What follows is a set of records; restate each one word for word and drop the pictures.

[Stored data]
↓

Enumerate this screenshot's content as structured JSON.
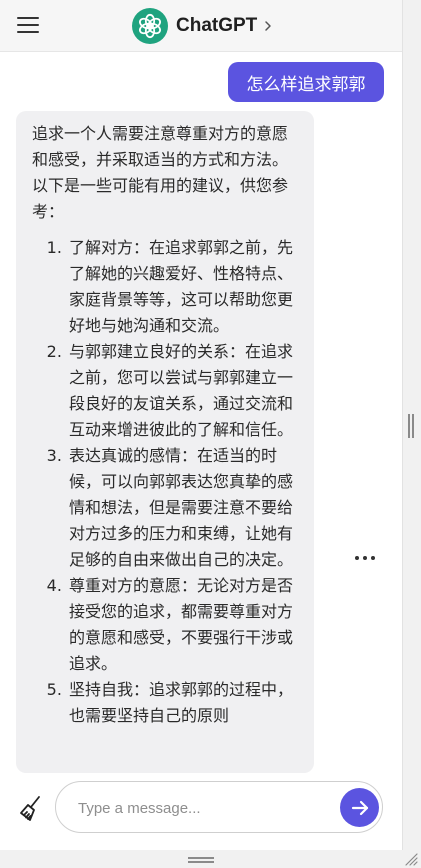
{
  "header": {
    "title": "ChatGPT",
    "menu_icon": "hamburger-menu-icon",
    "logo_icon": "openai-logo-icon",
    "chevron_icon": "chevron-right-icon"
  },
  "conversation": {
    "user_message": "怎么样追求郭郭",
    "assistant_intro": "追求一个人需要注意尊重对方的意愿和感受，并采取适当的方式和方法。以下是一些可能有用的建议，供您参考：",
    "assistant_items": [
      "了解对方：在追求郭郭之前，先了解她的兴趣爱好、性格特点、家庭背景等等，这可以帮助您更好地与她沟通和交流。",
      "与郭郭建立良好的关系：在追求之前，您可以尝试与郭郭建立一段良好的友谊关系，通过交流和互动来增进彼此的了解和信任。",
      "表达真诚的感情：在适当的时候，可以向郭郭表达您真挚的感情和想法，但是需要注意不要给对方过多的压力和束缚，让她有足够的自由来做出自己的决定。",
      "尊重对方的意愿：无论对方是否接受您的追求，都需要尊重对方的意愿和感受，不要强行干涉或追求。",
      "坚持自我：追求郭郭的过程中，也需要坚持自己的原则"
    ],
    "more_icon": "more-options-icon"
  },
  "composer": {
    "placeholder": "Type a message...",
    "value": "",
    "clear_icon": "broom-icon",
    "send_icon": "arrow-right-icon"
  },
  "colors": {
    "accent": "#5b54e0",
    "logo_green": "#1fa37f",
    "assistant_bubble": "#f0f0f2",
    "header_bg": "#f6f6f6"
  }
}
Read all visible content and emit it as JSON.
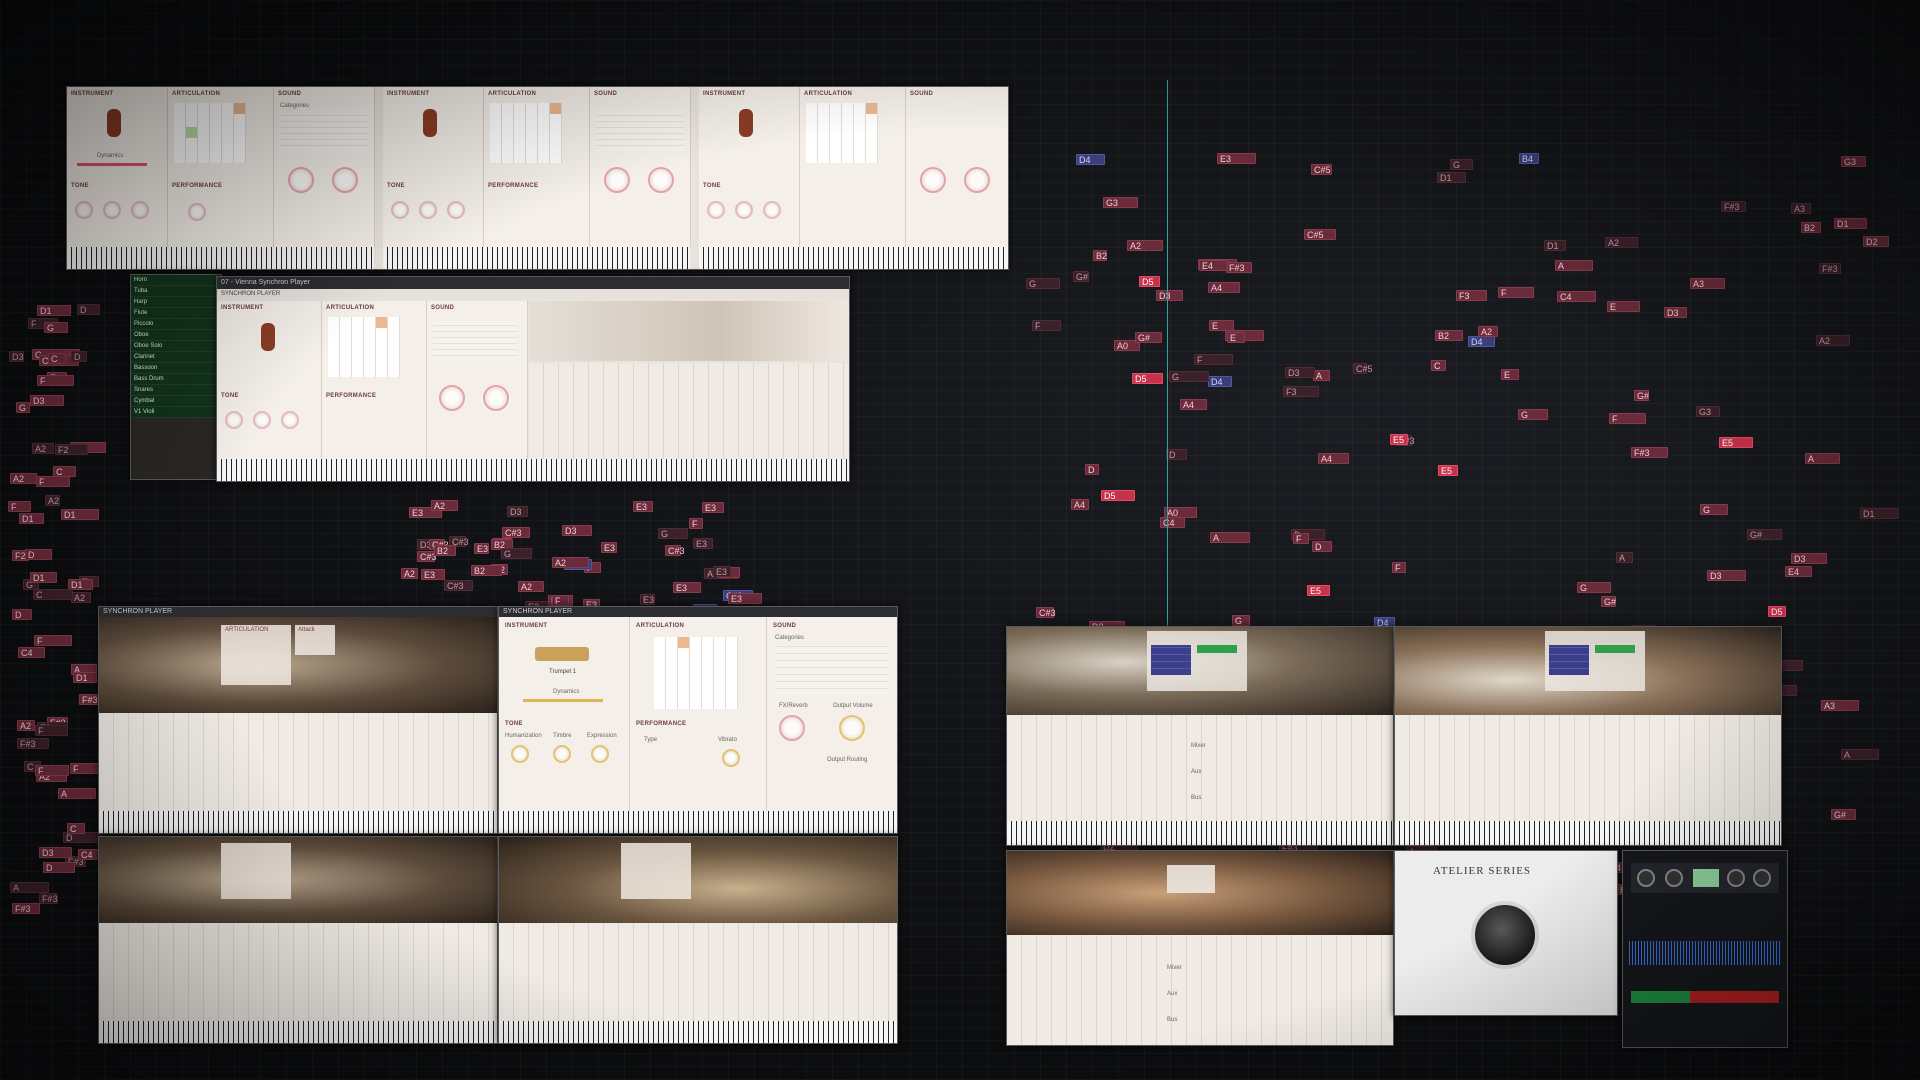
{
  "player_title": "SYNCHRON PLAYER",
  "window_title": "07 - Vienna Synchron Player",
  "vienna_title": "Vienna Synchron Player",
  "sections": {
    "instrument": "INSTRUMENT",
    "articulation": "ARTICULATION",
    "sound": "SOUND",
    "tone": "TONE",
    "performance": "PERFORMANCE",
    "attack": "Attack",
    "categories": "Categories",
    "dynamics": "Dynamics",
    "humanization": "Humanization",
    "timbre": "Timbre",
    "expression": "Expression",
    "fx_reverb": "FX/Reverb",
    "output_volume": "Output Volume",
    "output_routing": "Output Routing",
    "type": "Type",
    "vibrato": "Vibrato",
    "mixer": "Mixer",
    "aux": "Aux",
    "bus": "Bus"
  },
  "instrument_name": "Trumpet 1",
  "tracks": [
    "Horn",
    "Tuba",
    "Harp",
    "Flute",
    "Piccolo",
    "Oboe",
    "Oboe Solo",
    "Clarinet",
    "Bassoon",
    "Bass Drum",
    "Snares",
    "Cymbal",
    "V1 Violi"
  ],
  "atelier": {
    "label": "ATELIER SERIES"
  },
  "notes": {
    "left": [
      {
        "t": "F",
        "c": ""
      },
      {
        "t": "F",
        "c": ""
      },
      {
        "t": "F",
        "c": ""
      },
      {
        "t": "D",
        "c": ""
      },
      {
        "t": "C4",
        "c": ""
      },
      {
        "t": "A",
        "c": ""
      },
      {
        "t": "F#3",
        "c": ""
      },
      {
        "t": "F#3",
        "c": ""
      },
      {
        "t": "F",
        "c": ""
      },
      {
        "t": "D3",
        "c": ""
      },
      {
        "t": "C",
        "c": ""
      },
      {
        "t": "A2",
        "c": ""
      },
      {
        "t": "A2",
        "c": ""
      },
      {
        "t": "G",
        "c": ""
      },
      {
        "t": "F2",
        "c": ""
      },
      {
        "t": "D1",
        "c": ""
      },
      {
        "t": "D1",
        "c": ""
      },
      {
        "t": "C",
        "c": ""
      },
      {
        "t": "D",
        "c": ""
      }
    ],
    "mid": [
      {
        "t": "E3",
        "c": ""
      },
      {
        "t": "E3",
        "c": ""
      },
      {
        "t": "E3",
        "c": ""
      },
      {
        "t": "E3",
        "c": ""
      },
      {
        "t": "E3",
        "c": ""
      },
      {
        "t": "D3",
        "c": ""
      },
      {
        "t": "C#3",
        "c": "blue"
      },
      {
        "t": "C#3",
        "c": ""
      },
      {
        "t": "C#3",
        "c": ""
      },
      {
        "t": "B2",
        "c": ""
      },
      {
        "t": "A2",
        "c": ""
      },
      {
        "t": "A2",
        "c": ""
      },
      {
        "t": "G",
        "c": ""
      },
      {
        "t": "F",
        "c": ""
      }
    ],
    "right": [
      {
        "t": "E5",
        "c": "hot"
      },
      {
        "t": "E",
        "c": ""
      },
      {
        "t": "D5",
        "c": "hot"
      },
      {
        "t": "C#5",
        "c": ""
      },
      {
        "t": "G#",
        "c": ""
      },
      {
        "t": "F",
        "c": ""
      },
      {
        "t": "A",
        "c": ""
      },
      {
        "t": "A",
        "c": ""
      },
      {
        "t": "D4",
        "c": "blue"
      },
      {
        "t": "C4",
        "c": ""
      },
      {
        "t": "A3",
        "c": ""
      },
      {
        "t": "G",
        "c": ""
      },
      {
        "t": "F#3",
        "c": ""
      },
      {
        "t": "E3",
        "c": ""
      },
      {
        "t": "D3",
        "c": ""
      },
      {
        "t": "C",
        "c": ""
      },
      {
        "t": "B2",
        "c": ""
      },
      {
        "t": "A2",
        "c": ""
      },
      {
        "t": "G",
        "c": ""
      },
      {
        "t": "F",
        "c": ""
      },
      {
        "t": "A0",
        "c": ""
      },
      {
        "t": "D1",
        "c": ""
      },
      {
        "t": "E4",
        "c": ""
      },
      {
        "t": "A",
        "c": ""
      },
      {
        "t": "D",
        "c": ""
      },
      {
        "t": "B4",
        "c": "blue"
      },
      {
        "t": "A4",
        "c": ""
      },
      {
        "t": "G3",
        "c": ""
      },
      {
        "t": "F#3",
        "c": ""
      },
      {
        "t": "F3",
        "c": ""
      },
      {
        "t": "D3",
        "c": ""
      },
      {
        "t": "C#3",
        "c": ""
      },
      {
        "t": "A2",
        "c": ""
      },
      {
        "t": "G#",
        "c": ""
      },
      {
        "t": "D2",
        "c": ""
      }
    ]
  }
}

↑

**Task answer:**
Enumerate this screenshot's content as structured JSON.
{
  "header": {
    "title": "ChatGPT",
    "menu_icon": "hamburger-menu-icon",
    "logo_icon": "openai-logo-icon",
    "chevron_icon": "chevron-right-icon"
  },
  "conversation": {
    "user_message": "怎么样追求郭郭",
    "assistant_intro": "追求一个人需要注意尊重对方的意愿和感受，并采取适当的方式和方法。以下是一些可能有用的建议，供您参考：",
    "assistant_items": [
      "了解对方：在追求郭郭之前，先了解她的兴趣爱好、性格特点、家庭背景等等，这可以帮助您更好地与她沟通和交流。",
      "与郭郭建立良好的关系：在追求之前，您可以尝试与郭郭建立一段良好的友谊关系，通过交流和互动来增进彼此的了解和信任。",
      "表达真诚的感情：在适当的时候，可以向郭郭表达您真挚的感情和想法，但是需要注意不要给对方过多的压力和束缚，让她有足够的自由来做出自己的决定。",
      "尊重对方的意愿：无论对方是否接受您的追求，都需要尊重对方的意愿和感受，不要强行干涉或追求。",
      "坚持自我：追求郭郭的过程中，也需要坚持自己的原则"
    ],
    "more_icon": "more-options-icon"
  },
  "composer": {
    "placeholder": "Type a message...",
    "value": "",
    "clear_icon": "broom-icon",
    "send_icon": "arrow-right-icon"
  },
  "colors": {
    "accent": "#5b54e0",
    "logo_green": "#1fa37f",
    "assistant_bubble": "#f0f0f2",
    "header_bg": "#f6f6f6"
  }
}
Read all visible content and emit it as JSON.
{
  "player_title": "SYNCHRON PLAYER",
  "window_title": "07 - Vienna Synchron Player",
  "vienna_title": "Vienna Synchron Player",
  "sections": {
    "instrument": "INSTRUMENT",
    "articulation": "ARTICULATION",
    "sound": "SOUND",
    "tone": "TONE",
    "performance": "PERFORMANCE",
    "attack": "Attack",
    "categories": "Categories",
    "dynamics": "Dynamics",
    "humanization": "Humanization",
    "timbre": "Timbre",
    "expression": "Expression",
    "fx_reverb": "FX/Reverb",
    "output_volume": "Output Volume",
    "output_routing": "Output Routing",
    "type": "Type",
    "vibrato": "Vibrato",
    "mixer": "Mixer",
    "aux": "Aux",
    "bus": "Bus"
  },
  "instrument_name": "Trumpet 1",
  "tracks": [
    "Horn",
    "Tuba",
    "Harp",
    "Flute",
    "Piccolo",
    "Oboe",
    "Oboe Solo",
    "Clarinet",
    "Bassoon",
    "Bass Drum",
    "Snares",
    "Cymbal",
    "V1 Violi"
  ],
  "atelier": {
    "label": "ATELIER SERIES"
  },
  "notes": {
    "left": [
      {
        "t": "F",
        "c": ""
      },
      {
        "t": "F",
        "c": ""
      },
      {
        "t": "F",
        "c": ""
      },
      {
        "t": "D",
        "c": ""
      },
      {
        "t": "C4",
        "c": ""
      },
      {
        "t": "A",
        "c": ""
      },
      {
        "t": "F#3",
        "c": ""
      },
      {
        "t": "F#3",
        "c": ""
      },
      {
        "t": "F",
        "c": ""
      },
      {
        "t": "D3",
        "c": ""
      },
      {
        "t": "C",
        "c": ""
      },
      {
        "t": "A2",
        "c": ""
      },
      {
        "t": "A2",
        "c": ""
      },
      {
        "t": "G",
        "c": ""
      },
      {
        "t": "F2",
        "c": ""
      },
      {
        "t": "D1",
        "c": ""
      },
      {
        "t": "D1",
        "c": ""
      },
      {
        "t": "C",
        "c": ""
      },
      {
        "t": "D",
        "c": ""
      }
    ],
    "mid": [
      {
        "t": "E3",
        "c": ""
      },
      {
        "t": "E3",
        "c": ""
      },
      {
        "t": "E3",
        "c": ""
      },
      {
        "t": "E3",
        "c": ""
      },
      {
        "t": "E3",
        "c": ""
      },
      {
        "t": "D3",
        "c": ""
      },
      {
        "t": "C#3",
        "c": "blue"
      },
      {
        "t": "C#3",
        "c": ""
      },
      {
        "t": "C#3",
        "c": ""
      },
      {
        "t": "B2",
        "c": ""
      },
      {
        "t": "A2",
        "c": ""
      },
      {
        "t": "A2",
        "c": ""
      },
      {
        "t": "G",
        "c": ""
      },
      {
        "t": "F",
        "c": ""
      }
    ],
    "right": [
      {
        "t": "E5",
        "c": "hot"
      },
      {
        "t": "E",
        "c": ""
      },
      {
        "t": "D5",
        "c": "hot"
      },
      {
        "t": "C#5",
        "c": ""
      },
      {
        "t": "G#",
        "c": ""
      },
      {
        "t": "F",
        "c": ""
      },
      {
        "t": "A",
        "c": ""
      },
      {
        "t": "A",
        "c": ""
      },
      {
        "t": "D4",
        "c": "blue"
      },
      {
        "t": "C4",
        "c": ""
      },
      {
        "t": "A3",
        "c": ""
      },
      {
        "t": "G",
        "c": ""
      },
      {
        "t": "F#3",
        "c": ""
      },
      {
        "t": "E3",
        "c": ""
      },
      {
        "t": "D3",
        "c": ""
      },
      {
        "t": "C",
        "c": ""
      },
      {
        "t": "B2",
        "c": ""
      },
      {
        "t": "A2",
        "c": ""
      },
      {
        "t": "G",
        "c": ""
      },
      {
        "t": "F",
        "c": ""
      },
      {
        "t": "A0",
        "c": ""
      },
      {
        "t": "D1",
        "c": ""
      },
      {
        "t": "E4",
        "c": ""
      },
      {
        "t": "A",
        "c": ""
      },
      {
        "t": "D",
        "c": ""
      },
      {
        "t": "B4",
        "c": "blue"
      },
      {
        "t": "A4",
        "c": ""
      },
      {
        "t": "G3",
        "c": ""
      },
      {
        "t": "F#3",
        "c": ""
      },
      {
        "t": "F3",
        "c": ""
      },
      {
        "t": "D3",
        "c": ""
      },
      {
        "t": "C#3",
        "c": ""
      },
      {
        "t": "A2",
        "c": ""
      },
      {
        "t": "G#",
        "c": ""
      },
      {
        "t": "D2",
        "c": ""
      }
    ]
  }
}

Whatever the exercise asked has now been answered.